▸ **LISTED RECORDS**
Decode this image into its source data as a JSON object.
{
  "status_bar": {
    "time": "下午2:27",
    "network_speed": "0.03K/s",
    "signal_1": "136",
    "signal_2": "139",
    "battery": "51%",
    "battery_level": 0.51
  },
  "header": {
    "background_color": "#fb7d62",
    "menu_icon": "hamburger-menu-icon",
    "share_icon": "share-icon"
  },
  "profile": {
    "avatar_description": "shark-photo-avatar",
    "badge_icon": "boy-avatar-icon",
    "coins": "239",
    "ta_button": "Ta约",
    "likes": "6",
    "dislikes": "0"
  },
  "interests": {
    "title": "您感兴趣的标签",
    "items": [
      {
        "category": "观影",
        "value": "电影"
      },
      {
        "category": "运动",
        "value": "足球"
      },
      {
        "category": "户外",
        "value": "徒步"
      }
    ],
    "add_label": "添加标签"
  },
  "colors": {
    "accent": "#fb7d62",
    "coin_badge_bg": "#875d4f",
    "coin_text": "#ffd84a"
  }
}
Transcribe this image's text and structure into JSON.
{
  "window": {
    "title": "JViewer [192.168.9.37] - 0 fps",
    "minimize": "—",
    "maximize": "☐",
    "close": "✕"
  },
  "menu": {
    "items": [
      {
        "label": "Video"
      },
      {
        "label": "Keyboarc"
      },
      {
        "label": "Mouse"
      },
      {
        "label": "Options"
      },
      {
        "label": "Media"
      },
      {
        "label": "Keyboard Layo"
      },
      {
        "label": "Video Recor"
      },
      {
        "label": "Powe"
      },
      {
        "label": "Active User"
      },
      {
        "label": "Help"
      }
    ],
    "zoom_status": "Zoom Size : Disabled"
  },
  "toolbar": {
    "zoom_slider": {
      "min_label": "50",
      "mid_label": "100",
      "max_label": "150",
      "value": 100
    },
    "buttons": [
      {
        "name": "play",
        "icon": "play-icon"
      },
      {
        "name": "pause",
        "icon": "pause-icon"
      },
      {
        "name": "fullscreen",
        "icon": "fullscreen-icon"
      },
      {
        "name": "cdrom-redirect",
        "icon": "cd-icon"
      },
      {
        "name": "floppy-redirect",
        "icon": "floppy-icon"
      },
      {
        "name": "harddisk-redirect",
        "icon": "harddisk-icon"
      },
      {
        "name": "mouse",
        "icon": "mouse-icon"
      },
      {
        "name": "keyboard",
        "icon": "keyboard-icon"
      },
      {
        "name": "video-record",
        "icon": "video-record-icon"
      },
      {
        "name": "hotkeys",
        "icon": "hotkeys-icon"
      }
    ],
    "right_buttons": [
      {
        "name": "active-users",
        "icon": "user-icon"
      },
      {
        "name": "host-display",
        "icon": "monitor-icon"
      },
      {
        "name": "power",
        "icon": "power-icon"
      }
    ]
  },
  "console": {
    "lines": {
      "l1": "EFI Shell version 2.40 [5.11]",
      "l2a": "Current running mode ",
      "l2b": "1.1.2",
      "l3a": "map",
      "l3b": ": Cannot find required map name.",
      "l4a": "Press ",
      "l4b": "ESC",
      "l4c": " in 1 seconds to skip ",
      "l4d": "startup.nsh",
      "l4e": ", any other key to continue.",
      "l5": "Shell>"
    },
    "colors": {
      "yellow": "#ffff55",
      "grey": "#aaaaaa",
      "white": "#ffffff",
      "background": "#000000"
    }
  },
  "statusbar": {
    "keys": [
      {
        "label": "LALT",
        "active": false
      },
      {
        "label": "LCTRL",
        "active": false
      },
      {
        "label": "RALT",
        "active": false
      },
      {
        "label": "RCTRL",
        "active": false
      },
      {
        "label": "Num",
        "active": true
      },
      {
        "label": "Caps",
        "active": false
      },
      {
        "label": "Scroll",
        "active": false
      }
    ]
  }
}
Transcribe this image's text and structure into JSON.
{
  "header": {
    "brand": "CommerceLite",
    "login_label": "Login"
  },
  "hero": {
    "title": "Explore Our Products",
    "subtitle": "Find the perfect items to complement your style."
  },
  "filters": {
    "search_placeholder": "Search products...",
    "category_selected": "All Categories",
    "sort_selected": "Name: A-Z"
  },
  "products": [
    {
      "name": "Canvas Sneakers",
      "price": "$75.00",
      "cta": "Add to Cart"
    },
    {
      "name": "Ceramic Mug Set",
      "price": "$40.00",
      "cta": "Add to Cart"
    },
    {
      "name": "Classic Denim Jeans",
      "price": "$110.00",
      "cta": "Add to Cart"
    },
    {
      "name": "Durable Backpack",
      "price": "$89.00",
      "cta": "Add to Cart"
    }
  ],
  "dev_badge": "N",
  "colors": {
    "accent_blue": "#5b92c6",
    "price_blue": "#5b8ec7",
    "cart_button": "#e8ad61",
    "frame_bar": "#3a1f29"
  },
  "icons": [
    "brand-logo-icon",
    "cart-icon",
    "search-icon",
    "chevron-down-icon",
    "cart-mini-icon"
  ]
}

▸ **PROBLEM REQUIREMENTS**
Every record shown above must be echoed exactly.

▸ **ANSWER IN FULL**
Decode this image into its source data as a JSON object.
{
  "status_bar": {
    "time": "下午2:27",
    "network_speed": "0.03K/s",
    "signal_1": "136",
    "signal_2": "139",
    "battery": "51%",
    "battery_level": 0.51
  },
  "header": {
    "background_color": "#fb7d62",
    "menu_icon": "hamburger-menu-icon",
    "share_icon": "share-icon"
  },
  "profile": {
    "avatar_description": "shark-photo-avatar",
    "badge_icon": "boy-avatar-icon",
    "coins": "239",
    "ta_button": "Ta约",
    "likes": "6",
    "dislikes": "0"
  },
  "interests": {
    "title": "您感兴趣的标签",
    "items": [
      {
        "category": "观影",
        "value": "电影"
      },
      {
        "category": "运动",
        "value": "足球"
      },
      {
        "category": "户外",
        "value": "徒步"
      }
    ],
    "add_label": "添加标签"
  },
  "colors": {
    "accent": "#fb7d62",
    "coin_badge_bg": "#875d4f",
    "coin_text": "#ffd84a"
  }
}
Transcribe this image's text and structure into JSON.
{
  "window": {
    "title": "JViewer [192.168.9.37] - 0 fps",
    "minimize": "—",
    "maximize": "☐",
    "close": "✕"
  },
  "menu": {
    "items": [
      {
        "label": "Video"
      },
      {
        "label": "Keyboarc"
      },
      {
        "label": "Mouse"
      },
      {
        "label": "Options"
      },
      {
        "label": "Media"
      },
      {
        "label": "Keyboard Layo"
      },
      {
        "label": "Video Recor"
      },
      {
        "label": "Powe"
      },
      {
        "label": "Active User"
      },
      {
        "label": "Help"
      }
    ],
    "zoom_status": "Zoom Size : Disabled"
  },
  "toolbar": {
    "zoom_slider": {
      "min_label": "50",
      "mid_label": "100",
      "max_label": "150",
      "value": 100
    },
    "buttons": [
      {
        "name": "play",
        "icon": "play-icon"
      },
      {
        "name": "pause",
        "icon": "pause-icon"
      },
      {
        "name": "fullscreen",
        "icon": "fullscreen-icon"
      },
      {
        "name": "cdrom-redirect",
        "icon": "cd-icon"
      },
      {
        "name": "floppy-redirect",
        "icon": "floppy-icon"
      },
      {
        "name": "harddisk-redirect",
        "icon": "harddisk-icon"
      },
      {
        "name": "mouse",
        "icon": "mouse-icon"
      },
      {
        "name": "keyboard",
        "icon": "keyboard-icon"
      },
      {
        "name": "video-record",
        "icon": "video-record-icon"
      },
      {
        "name": "hotkeys",
        "icon": "hotkeys-icon"
      }
    ],
    "right_buttons": [
      {
        "name": "active-users",
        "icon": "user-icon"
      },
      {
        "name": "host-display",
        "icon": "monitor-icon"
      },
      {
        "name": "power",
        "icon": "power-icon"
      }
    ]
  },
  "console": {
    "lines": {
      "l1": "EFI Shell version 2.40 [5.11]",
      "l2a": "Current running mode ",
      "l2b": "1.1.2",
      "l3a": "map",
      "l3b": ": Cannot find required map name.",
      "l4a": "Press ",
      "l4b": "ESC",
      "l4c": " in 1 seconds to skip ",
      "l4d": "startup.nsh",
      "l4e": ", any other key to continue.",
      "l5": "Shell>"
    },
    "colors": {
      "yellow": "#ffff55",
      "grey": "#aaaaaa",
      "white": "#ffffff",
      "background": "#000000"
    }
  },
  "statusbar": {
    "keys": [
      {
        "label": "LALT",
        "active": false
      },
      {
        "label": "LCTRL",
        "active": false
      },
      {
        "label": "RALT",
        "active": false
      },
      {
        "label": "RCTRL",
        "active": false
      },
      {
        "label": "Num",
        "active": true
      },
      {
        "label": "Caps",
        "active": false
      },
      {
        "label": "Scroll",
        "active": false
      }
    ]
  }
}
Transcribe this image's text and structure into JSON.
{
  "header": {
    "brand": "CommerceLite",
    "login_label": "Login"
  },
  "hero": {
    "title": "Explore Our Products",
    "subtitle": "Find the perfect items to complement your style."
  },
  "filters": {
    "search_placeholder": "Search products...",
    "category_selected": "All Categories",
    "sort_selected": "Name: A-Z"
  },
  "products": [
    {
      "name": "Canvas Sneakers",
      "price": "$75.00",
      "cta": "Add to Cart"
    },
    {
      "name": "Ceramic Mug Set",
      "price": "$40.00",
      "cta": "Add to Cart"
    },
    {
      "name": "Classic Denim Jeans",
      "price": "$110.00",
      "cta": "Add to Cart"
    },
    {
      "name": "Durable Backpack",
      "price": "$89.00",
      "cta": "Add to Cart"
    }
  ],
  "dev_badge": "N",
  "colors": {
    "accent_blue": "#5b92c6",
    "price_blue": "#5b8ec7",
    "cart_button": "#e8ad61",
    "frame_bar": "#3a1f29"
  },
  "icons": [
    "brand-logo-icon",
    "cart-icon",
    "search-icon",
    "chevron-down-icon",
    "cart-mini-icon"
  ]
}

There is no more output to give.